Short problem
Each line that holds the word "Figure" should be returned.

Records for the task
======
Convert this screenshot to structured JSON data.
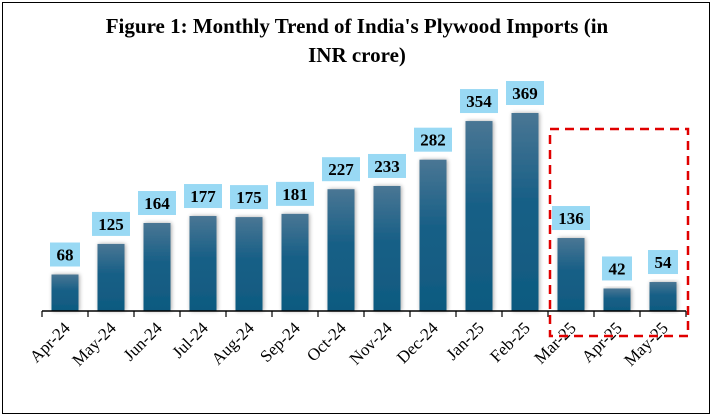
{
  "chart_data": {
    "type": "bar",
    "title": "Figure 1: Monthly Trend of India's Plywood Imports (in INR crore)",
    "title_lines": [
      "Figure 1: Monthly Trend of India's Plywood Imports (in",
      "INR crore)"
    ],
    "categories": [
      "Apr-24",
      "May-24",
      "Jun-24",
      "Jul-24",
      "Aug-24",
      "Sep-24",
      "Oct-24",
      "Nov-24",
      "Dec-24",
      "Jan-25",
      "Feb-25",
      "Mar-25",
      "Apr-25",
      "May-25"
    ],
    "values": [
      68,
      125,
      164,
      177,
      175,
      181,
      227,
      233,
      282,
      354,
      369,
      136,
      42,
      54
    ],
    "xlabel": "",
    "ylabel": "",
    "ylim": [
      0,
      369
    ],
    "grid": false,
    "legend": "none",
    "highlight": {
      "categories": [
        "Mar-25",
        "Apr-25",
        "May-25"
      ],
      "style": "dashed-box",
      "color": "#e00000"
    },
    "colors": {
      "bar_top": "#4a7694",
      "bar_bottom": "#0f5a80",
      "label_bg": "#99d9f4",
      "highlight": "#e00000"
    }
  }
}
======
Output of the exercise
    "title": "Figure 1: Monthly Trend of India's Plywood Imports (in INR crore)",
      "Figure 1: Monthly Trend of India's Plywood Imports (in",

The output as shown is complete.